Figure content listings
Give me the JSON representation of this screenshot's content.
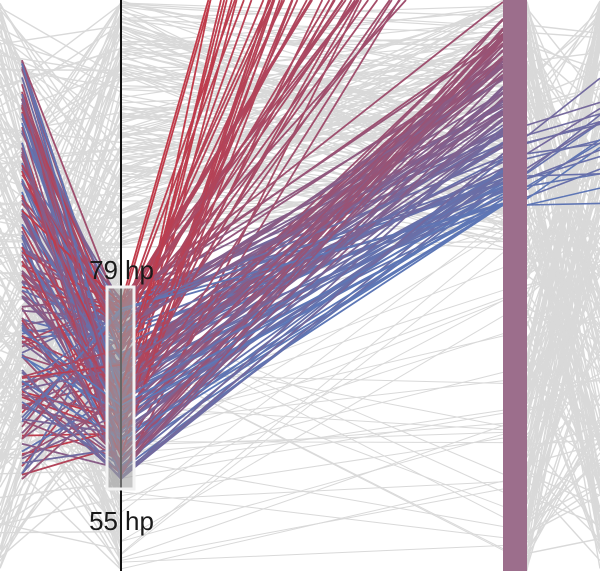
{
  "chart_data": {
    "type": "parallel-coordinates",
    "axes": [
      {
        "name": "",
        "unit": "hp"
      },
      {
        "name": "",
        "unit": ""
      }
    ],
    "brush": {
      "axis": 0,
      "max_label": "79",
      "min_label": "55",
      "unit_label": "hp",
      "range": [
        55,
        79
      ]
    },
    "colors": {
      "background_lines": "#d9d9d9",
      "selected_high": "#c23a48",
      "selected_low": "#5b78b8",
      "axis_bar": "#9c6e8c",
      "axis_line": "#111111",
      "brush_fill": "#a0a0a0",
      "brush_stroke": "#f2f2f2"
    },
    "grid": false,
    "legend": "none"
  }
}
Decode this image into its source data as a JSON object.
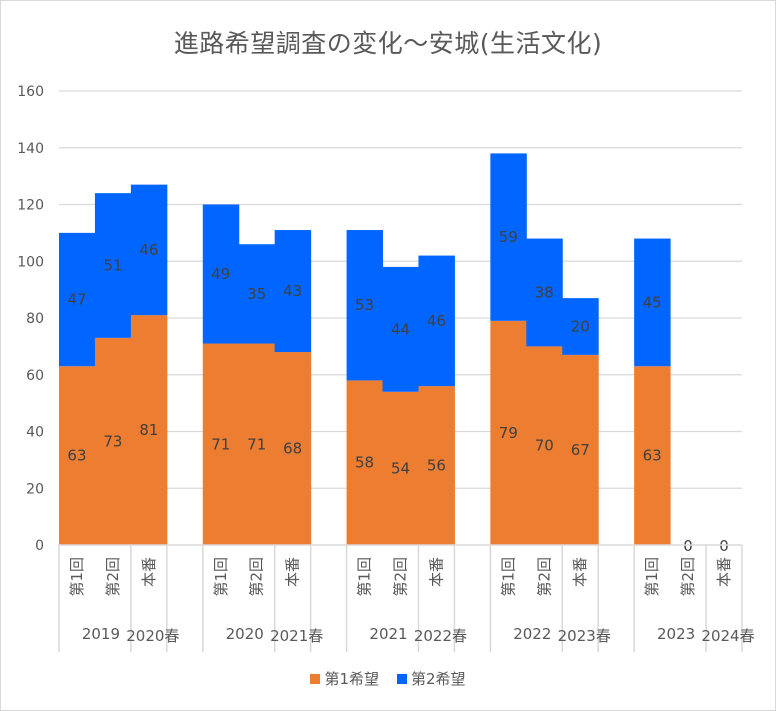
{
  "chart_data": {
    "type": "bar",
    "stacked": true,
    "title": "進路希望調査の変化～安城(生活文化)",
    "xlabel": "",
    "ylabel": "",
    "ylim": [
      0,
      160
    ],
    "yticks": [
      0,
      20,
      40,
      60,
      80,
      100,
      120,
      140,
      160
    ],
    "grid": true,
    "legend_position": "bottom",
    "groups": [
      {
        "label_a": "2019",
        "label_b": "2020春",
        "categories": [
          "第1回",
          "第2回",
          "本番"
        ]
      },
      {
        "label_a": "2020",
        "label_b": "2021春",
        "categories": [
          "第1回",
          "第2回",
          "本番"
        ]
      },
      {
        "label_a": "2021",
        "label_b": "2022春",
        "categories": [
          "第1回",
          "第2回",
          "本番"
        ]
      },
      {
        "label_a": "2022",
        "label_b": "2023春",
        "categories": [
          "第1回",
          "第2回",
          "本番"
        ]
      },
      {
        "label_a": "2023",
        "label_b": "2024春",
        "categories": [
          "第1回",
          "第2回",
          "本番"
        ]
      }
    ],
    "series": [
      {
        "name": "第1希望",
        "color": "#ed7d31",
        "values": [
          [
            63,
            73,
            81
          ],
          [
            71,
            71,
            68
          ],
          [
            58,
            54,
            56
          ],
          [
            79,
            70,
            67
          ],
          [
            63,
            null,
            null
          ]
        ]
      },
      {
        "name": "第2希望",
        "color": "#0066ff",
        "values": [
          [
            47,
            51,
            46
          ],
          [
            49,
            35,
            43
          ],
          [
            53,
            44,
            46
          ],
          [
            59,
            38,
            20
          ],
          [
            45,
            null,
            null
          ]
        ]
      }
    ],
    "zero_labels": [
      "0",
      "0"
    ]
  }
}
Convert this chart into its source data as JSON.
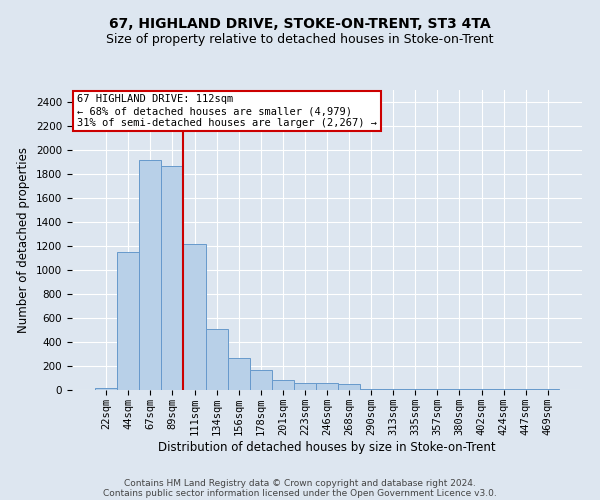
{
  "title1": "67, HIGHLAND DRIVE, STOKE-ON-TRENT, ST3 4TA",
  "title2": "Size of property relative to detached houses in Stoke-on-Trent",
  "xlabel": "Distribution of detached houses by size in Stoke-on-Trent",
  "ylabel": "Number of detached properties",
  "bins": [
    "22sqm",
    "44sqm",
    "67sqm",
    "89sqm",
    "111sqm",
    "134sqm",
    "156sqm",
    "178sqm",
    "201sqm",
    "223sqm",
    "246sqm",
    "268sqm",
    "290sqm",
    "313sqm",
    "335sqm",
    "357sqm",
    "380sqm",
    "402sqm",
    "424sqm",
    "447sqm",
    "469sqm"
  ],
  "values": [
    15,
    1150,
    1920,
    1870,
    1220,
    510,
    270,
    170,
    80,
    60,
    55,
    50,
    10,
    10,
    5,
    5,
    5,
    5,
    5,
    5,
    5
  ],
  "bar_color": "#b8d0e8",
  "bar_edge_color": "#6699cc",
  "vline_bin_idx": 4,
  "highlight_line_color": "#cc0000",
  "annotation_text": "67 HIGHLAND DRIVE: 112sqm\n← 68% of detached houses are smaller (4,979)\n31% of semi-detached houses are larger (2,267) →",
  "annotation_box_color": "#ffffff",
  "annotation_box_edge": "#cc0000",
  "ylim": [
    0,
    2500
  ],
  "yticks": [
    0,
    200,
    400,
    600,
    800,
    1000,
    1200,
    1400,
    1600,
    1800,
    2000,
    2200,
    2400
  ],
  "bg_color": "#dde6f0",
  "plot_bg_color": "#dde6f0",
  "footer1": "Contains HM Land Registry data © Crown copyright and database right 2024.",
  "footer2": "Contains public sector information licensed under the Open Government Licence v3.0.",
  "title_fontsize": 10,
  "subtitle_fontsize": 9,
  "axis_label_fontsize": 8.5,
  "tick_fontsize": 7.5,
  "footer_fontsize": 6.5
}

What you are asked to do: Show every line of the listing in which the string "type" can be found.

Written answer:
    "type": "parallel-coordinates",
    "type": "bar",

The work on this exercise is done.